Instructions for the task: Search the records below for the word "this" and show every line where it occurs.

Rows:
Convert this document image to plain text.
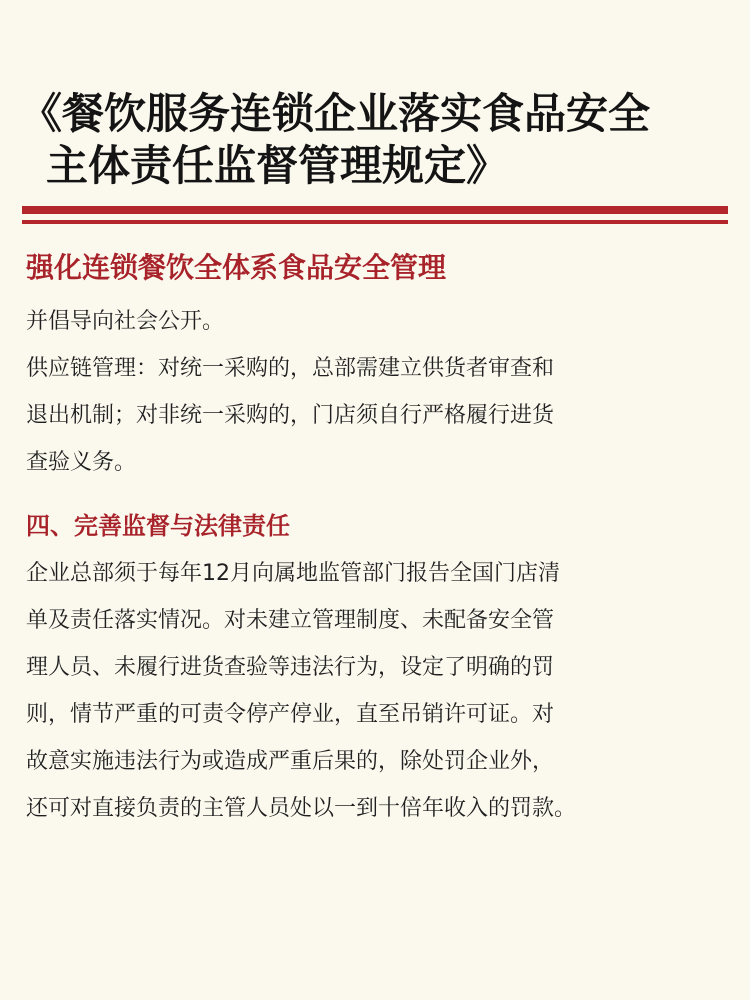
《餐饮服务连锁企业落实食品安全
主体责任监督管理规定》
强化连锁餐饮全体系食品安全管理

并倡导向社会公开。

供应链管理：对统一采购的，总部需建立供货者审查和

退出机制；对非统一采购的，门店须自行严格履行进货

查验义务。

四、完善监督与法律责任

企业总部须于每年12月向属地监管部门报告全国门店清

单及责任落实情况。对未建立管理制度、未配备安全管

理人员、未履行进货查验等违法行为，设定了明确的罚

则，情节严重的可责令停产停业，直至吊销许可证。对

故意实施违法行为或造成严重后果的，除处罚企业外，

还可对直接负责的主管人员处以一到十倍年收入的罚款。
* * *
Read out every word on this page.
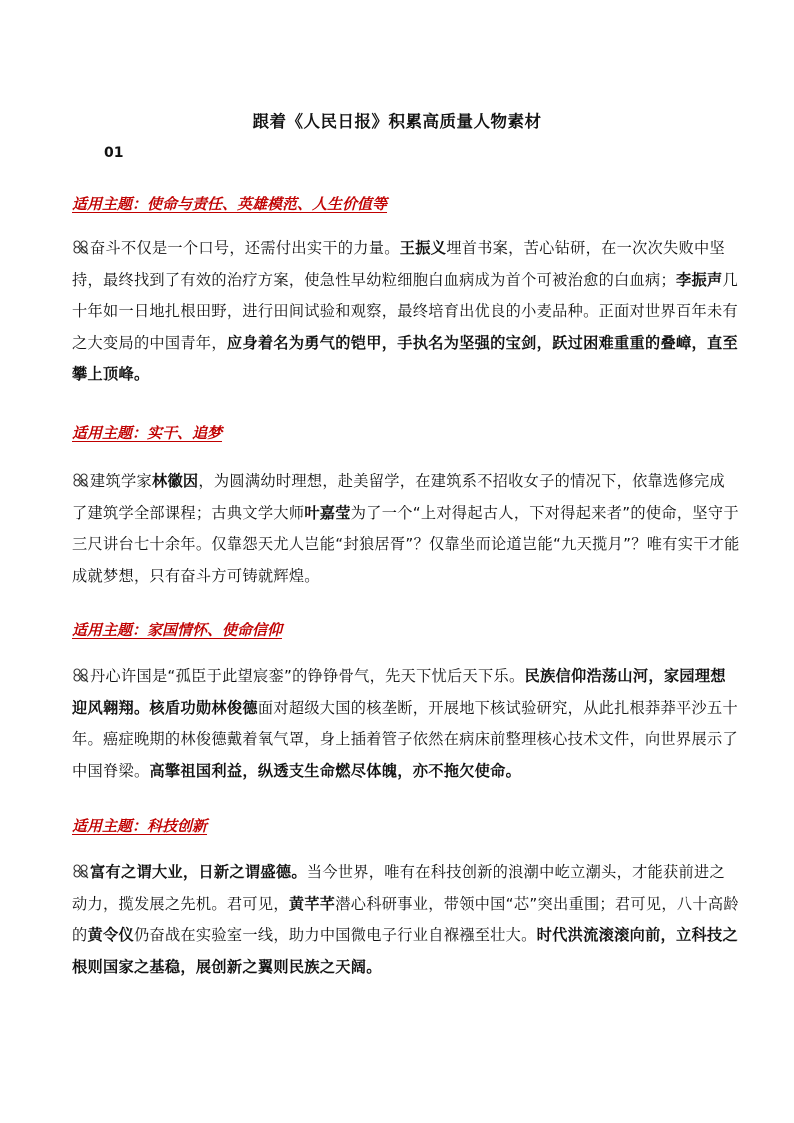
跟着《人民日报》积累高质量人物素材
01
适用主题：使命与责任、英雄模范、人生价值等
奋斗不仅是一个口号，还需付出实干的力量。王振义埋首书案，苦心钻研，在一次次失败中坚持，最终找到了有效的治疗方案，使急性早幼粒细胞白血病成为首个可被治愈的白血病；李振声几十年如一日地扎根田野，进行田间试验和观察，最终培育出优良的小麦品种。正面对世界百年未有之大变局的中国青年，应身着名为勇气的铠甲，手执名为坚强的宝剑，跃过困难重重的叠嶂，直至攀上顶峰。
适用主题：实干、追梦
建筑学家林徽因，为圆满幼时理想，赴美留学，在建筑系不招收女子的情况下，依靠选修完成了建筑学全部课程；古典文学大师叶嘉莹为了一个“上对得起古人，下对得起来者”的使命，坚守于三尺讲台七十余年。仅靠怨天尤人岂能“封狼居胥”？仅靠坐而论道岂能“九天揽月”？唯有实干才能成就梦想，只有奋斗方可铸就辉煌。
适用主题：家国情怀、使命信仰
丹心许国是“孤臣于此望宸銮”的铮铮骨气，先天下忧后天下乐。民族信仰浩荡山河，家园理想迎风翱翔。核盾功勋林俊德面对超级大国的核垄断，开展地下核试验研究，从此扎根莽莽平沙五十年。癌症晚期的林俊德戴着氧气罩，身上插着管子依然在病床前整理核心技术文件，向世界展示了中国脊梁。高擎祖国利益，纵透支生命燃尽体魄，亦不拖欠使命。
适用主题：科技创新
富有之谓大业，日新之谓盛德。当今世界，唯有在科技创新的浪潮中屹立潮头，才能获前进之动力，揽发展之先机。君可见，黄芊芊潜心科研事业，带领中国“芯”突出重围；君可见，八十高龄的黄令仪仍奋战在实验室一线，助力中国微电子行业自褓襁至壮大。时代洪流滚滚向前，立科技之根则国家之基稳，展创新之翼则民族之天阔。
---
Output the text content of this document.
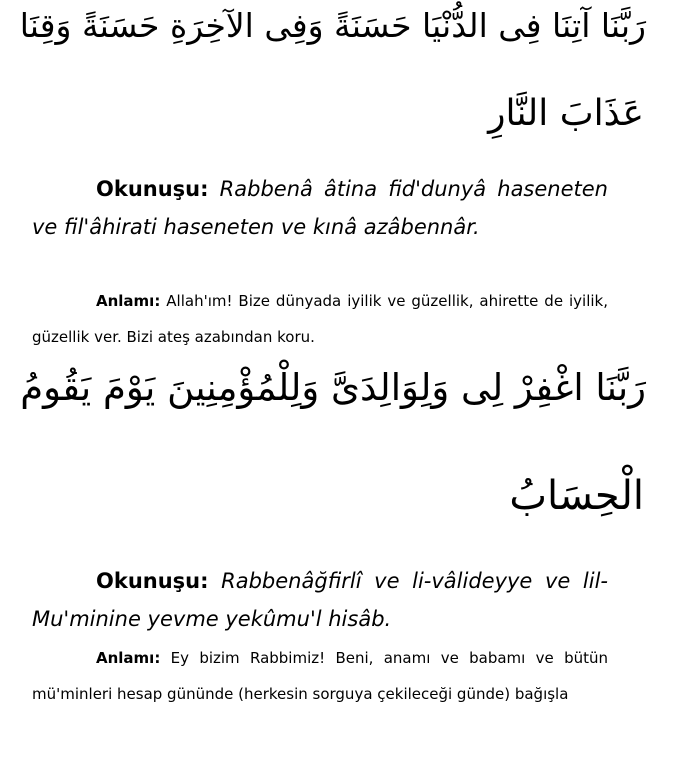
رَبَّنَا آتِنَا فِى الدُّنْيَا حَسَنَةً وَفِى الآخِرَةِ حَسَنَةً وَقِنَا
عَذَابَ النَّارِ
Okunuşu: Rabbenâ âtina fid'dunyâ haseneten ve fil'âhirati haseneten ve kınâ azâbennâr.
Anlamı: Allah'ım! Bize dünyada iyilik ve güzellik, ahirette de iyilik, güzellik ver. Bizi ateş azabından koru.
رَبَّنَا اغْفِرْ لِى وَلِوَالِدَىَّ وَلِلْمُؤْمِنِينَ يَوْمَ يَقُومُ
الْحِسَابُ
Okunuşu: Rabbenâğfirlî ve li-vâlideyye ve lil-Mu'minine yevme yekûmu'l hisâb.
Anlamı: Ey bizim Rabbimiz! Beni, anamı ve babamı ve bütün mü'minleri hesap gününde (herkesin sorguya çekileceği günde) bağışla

Output:
Convert this document image to plain text.
Read out every word on this page.
Output the text content of this document.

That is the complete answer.